Stated problem ▸
Determine which lines contain the word "GNSS", then copy those lines.

Record set ▸
****************

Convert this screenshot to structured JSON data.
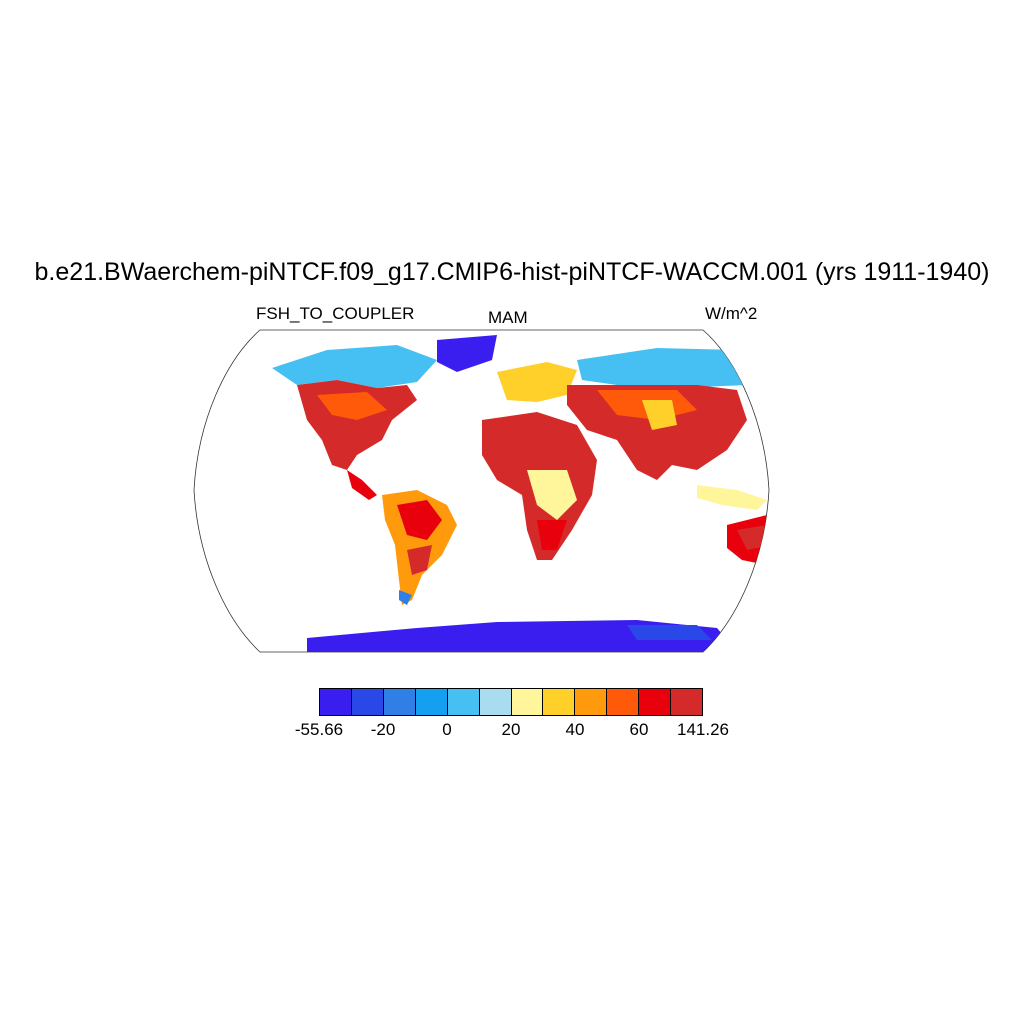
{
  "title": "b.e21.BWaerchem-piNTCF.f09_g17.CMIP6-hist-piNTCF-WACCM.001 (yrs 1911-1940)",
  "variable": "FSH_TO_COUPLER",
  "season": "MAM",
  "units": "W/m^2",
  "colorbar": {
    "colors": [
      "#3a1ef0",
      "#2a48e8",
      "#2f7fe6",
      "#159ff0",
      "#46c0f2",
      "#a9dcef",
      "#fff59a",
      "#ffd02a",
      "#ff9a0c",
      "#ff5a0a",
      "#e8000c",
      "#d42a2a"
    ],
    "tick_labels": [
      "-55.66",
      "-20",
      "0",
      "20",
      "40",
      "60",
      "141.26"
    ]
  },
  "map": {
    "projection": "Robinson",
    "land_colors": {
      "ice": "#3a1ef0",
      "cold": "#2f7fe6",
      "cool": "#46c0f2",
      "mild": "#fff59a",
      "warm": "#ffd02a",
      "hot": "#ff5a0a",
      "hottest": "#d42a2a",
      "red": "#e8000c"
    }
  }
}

****************

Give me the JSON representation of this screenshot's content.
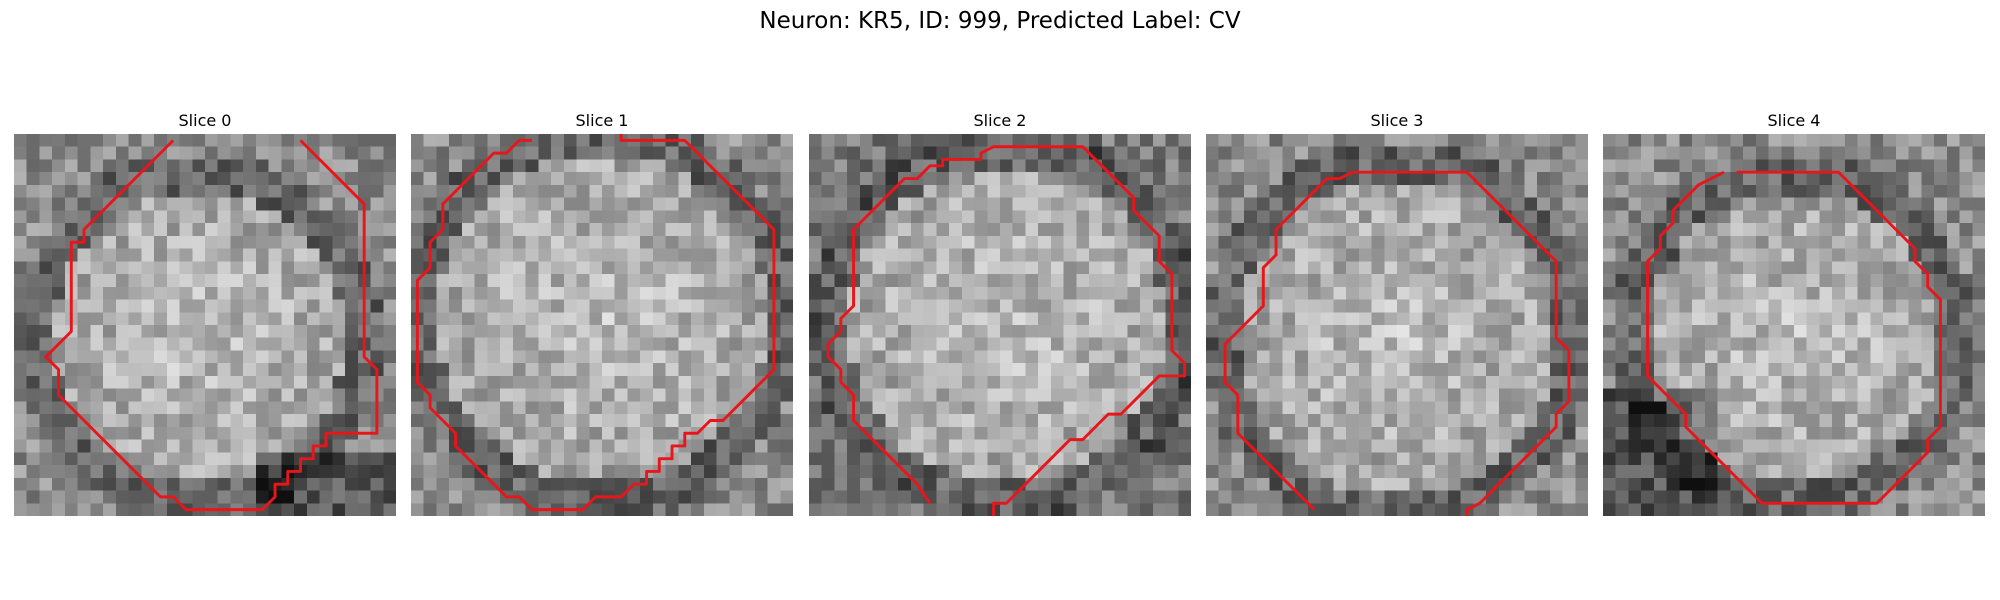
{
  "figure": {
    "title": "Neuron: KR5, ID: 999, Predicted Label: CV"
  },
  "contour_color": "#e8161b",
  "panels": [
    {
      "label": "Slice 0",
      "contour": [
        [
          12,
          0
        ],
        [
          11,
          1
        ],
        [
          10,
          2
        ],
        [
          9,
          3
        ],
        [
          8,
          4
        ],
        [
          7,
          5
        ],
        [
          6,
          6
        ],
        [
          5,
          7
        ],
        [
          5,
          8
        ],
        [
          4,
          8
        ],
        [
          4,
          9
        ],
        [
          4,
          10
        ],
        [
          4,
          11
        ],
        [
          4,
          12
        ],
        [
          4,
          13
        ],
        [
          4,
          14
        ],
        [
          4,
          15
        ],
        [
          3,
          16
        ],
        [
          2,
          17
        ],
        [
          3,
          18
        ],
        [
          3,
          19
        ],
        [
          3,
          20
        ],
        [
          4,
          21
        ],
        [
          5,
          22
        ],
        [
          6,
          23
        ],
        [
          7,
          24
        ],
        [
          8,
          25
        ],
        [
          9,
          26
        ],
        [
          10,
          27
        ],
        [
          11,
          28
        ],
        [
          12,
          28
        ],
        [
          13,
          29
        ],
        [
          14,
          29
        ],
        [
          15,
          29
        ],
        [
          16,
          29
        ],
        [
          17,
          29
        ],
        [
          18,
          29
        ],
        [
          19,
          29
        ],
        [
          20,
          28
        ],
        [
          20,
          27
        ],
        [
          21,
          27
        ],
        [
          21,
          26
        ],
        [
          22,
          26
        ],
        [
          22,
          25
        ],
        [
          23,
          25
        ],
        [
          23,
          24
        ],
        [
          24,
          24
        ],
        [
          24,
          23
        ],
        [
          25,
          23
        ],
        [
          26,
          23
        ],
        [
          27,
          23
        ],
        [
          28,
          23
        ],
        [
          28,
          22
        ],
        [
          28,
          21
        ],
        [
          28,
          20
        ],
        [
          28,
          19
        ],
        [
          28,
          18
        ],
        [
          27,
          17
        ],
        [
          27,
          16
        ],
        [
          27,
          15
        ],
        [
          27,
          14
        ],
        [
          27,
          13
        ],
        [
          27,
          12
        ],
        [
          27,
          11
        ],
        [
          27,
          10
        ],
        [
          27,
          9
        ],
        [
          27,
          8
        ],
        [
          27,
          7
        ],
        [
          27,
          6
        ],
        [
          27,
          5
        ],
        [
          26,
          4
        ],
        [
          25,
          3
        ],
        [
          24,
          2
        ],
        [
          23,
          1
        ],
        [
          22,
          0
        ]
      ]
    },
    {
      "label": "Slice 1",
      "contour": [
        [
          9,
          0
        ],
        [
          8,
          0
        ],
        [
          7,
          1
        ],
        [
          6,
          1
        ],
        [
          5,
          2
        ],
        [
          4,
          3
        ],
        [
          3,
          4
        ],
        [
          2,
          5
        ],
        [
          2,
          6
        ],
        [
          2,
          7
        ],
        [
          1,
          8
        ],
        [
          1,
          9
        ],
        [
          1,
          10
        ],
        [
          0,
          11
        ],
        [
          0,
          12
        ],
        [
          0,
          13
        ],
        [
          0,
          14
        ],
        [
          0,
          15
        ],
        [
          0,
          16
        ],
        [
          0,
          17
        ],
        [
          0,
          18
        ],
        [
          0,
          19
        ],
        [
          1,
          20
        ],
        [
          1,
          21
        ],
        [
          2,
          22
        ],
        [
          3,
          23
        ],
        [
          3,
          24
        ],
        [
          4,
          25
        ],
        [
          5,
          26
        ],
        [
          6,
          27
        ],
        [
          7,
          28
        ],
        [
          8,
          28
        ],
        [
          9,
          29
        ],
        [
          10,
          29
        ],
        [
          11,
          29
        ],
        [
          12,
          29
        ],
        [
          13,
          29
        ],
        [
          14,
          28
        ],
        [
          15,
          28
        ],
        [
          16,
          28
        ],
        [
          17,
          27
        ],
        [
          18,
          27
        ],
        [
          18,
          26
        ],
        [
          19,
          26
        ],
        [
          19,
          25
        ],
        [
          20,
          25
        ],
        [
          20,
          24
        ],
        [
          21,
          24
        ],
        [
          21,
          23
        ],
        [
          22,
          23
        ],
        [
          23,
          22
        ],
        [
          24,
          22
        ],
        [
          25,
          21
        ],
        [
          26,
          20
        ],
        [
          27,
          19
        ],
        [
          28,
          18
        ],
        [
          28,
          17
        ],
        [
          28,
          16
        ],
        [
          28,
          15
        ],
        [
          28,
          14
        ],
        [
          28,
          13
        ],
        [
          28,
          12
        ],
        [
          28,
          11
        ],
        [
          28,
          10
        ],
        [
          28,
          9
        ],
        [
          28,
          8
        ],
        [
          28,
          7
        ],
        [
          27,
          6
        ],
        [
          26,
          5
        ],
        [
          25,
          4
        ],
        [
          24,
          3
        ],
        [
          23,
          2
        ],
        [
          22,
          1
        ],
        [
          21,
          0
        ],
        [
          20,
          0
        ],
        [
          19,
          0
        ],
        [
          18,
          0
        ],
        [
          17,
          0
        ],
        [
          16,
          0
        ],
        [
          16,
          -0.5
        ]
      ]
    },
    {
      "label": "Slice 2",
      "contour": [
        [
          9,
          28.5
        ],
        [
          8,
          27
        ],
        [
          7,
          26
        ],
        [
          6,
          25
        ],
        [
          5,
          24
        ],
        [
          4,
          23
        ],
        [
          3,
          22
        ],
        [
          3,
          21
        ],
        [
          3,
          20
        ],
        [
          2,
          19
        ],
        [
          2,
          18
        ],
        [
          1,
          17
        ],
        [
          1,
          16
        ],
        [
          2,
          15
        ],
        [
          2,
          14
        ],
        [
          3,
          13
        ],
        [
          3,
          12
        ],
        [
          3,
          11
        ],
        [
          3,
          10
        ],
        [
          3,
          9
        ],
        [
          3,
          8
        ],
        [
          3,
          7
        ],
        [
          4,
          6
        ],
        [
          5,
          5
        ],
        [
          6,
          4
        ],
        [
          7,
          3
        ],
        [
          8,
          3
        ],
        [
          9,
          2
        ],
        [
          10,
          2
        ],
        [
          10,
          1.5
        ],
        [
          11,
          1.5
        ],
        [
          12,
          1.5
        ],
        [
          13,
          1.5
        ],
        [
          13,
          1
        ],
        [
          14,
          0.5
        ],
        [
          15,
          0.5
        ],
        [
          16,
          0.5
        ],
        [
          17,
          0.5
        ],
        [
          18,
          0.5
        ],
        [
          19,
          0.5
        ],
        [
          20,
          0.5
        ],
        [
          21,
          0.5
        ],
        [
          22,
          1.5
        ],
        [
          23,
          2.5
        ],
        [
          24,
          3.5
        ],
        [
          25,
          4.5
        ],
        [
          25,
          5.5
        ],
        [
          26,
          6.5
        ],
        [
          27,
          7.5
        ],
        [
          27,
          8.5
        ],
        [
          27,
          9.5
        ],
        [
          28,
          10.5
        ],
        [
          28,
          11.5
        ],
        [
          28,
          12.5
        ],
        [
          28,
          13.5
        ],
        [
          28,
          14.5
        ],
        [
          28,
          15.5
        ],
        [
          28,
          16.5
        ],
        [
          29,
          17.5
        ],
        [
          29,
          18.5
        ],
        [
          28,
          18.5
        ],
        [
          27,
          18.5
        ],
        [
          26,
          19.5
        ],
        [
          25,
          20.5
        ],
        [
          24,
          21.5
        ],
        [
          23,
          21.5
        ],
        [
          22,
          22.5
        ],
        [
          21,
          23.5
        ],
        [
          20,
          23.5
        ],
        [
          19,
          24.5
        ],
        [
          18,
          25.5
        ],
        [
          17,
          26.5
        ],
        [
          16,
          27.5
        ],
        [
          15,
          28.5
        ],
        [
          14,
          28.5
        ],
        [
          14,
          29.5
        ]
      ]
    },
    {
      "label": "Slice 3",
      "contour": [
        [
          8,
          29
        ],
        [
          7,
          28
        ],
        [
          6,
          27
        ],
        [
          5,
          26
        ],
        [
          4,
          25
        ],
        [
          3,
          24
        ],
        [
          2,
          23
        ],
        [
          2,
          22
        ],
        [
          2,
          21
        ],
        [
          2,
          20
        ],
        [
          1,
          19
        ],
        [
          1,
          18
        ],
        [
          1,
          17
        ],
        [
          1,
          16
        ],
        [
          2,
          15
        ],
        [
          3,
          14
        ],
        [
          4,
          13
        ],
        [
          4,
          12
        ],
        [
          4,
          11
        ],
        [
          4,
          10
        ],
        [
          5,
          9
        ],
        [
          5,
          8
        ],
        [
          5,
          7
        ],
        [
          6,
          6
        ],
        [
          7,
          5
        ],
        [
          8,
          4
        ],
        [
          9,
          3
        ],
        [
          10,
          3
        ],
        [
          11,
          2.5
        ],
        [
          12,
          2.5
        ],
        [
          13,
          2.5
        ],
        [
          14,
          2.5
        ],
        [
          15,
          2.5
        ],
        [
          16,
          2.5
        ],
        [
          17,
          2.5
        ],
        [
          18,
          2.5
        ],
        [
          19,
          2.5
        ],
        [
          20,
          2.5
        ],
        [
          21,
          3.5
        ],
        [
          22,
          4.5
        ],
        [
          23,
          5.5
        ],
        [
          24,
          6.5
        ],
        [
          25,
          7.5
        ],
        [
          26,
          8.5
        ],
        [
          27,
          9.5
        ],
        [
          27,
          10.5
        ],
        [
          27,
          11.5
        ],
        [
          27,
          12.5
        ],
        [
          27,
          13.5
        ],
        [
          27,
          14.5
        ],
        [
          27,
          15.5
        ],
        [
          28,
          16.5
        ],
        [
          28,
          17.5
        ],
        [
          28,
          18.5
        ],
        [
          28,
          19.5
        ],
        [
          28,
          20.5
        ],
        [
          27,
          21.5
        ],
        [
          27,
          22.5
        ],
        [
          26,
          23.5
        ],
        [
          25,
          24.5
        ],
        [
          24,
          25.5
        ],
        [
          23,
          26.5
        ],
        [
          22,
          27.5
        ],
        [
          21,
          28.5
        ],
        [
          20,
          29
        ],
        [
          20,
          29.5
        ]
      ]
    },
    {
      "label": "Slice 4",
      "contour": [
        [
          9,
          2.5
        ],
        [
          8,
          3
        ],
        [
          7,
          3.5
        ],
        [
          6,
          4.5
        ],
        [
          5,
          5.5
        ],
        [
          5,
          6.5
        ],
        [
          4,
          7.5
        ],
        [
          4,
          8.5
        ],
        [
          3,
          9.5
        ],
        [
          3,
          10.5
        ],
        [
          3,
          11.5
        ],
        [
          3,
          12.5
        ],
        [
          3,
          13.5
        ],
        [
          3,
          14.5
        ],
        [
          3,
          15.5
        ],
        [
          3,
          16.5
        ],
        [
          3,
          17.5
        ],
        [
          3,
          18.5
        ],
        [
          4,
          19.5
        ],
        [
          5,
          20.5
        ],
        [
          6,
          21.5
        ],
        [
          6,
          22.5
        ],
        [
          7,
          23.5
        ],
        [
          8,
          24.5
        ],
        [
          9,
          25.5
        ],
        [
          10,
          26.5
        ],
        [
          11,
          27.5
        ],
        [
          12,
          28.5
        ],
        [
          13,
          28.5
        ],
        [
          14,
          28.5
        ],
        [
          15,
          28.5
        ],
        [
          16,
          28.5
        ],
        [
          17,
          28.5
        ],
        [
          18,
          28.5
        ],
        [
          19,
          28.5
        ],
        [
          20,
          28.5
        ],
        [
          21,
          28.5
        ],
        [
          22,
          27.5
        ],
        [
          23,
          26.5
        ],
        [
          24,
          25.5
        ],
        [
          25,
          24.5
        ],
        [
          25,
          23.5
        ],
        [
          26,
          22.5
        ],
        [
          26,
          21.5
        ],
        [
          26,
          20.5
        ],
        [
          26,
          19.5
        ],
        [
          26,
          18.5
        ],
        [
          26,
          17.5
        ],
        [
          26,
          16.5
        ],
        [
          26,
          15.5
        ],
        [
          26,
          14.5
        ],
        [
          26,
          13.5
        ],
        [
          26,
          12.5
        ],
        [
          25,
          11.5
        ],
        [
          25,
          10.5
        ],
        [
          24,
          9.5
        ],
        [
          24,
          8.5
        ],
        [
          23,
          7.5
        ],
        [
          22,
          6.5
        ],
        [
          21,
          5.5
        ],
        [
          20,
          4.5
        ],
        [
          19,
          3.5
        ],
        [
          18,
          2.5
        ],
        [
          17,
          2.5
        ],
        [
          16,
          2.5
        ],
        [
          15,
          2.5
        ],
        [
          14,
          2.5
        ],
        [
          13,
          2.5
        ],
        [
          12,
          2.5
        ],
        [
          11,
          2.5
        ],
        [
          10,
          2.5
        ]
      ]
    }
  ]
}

****************

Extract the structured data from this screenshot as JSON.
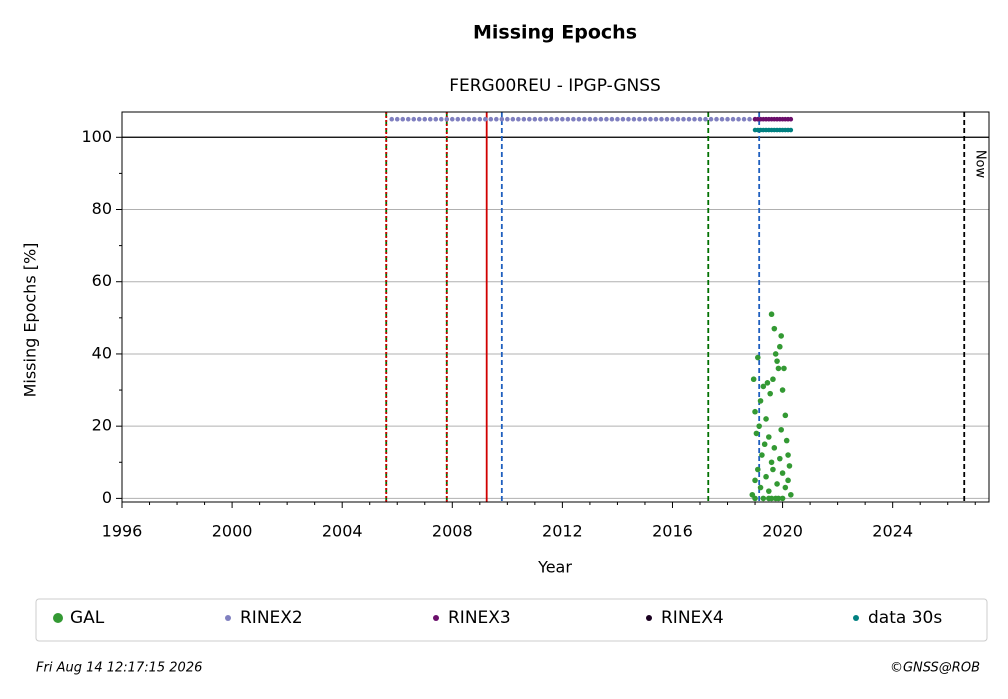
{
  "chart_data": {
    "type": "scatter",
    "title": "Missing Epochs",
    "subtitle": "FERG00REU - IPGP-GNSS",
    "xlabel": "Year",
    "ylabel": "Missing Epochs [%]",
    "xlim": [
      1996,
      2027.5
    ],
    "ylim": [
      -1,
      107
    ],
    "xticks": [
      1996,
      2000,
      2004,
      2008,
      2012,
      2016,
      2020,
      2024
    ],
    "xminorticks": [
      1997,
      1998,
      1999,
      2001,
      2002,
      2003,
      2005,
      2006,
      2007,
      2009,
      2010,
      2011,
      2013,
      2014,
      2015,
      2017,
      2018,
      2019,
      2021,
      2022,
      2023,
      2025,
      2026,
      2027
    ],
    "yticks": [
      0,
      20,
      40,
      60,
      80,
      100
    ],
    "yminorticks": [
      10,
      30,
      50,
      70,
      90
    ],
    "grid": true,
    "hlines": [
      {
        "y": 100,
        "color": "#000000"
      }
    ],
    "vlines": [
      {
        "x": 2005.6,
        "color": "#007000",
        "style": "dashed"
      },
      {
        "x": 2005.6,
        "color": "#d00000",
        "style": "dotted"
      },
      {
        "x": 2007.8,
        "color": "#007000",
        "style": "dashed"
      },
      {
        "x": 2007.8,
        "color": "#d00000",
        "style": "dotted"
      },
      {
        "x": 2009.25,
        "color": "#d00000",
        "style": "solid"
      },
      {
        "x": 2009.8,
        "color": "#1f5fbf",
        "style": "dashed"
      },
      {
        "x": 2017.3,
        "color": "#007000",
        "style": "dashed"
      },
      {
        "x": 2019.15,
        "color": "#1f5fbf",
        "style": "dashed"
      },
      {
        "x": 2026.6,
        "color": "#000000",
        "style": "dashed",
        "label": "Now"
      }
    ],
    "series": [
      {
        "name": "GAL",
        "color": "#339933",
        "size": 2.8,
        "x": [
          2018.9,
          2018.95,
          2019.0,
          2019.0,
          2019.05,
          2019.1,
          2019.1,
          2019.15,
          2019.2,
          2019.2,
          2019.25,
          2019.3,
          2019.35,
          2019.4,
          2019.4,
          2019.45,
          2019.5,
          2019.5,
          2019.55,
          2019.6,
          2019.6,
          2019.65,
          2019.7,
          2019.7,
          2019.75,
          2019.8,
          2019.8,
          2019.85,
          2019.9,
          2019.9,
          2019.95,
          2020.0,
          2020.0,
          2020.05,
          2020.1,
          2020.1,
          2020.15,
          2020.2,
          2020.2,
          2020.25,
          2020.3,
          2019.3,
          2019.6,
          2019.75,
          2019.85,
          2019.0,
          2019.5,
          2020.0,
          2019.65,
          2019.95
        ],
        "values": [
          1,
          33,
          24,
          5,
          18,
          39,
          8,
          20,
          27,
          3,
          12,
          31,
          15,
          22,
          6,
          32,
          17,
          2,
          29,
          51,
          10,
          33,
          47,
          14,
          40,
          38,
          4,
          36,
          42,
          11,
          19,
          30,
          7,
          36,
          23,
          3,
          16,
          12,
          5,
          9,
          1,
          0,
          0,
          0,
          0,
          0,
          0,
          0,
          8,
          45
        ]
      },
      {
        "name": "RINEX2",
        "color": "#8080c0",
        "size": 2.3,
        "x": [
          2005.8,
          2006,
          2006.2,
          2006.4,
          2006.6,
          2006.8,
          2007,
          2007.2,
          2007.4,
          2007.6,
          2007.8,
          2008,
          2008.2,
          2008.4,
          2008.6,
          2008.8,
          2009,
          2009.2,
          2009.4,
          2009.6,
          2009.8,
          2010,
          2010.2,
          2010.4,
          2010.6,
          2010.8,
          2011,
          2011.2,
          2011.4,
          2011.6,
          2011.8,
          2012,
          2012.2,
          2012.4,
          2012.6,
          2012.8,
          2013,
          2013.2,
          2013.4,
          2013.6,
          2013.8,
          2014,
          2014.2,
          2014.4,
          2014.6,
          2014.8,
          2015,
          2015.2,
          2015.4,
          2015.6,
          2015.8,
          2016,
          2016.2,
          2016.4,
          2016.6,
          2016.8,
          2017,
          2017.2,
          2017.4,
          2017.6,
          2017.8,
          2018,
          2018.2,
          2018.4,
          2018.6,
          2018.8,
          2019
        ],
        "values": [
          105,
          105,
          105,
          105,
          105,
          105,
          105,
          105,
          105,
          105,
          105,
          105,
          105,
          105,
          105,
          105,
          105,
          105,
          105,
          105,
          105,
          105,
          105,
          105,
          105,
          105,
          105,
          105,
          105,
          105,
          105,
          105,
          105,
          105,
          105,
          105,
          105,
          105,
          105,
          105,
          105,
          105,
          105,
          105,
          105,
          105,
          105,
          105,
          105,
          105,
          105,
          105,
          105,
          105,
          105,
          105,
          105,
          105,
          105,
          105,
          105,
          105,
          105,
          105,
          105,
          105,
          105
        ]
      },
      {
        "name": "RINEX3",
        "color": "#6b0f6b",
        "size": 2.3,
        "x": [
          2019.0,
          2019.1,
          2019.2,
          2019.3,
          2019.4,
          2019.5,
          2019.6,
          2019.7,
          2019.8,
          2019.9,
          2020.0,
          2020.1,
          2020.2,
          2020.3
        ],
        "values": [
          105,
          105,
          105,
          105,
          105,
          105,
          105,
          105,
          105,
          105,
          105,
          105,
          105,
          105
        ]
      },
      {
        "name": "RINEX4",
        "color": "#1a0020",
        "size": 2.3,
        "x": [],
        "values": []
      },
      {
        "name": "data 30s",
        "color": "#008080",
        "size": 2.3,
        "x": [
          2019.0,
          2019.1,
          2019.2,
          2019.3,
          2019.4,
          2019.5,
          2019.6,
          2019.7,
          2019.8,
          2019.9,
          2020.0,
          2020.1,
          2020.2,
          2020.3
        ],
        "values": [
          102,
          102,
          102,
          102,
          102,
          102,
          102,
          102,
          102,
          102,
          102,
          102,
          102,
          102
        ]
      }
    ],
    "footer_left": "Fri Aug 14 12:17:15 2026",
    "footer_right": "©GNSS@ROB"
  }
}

****************

Problem solution ▸
    "subtitle": "FERG00REU - IPGP-GNSS",
    "footer_right": "©GNSS@ROB"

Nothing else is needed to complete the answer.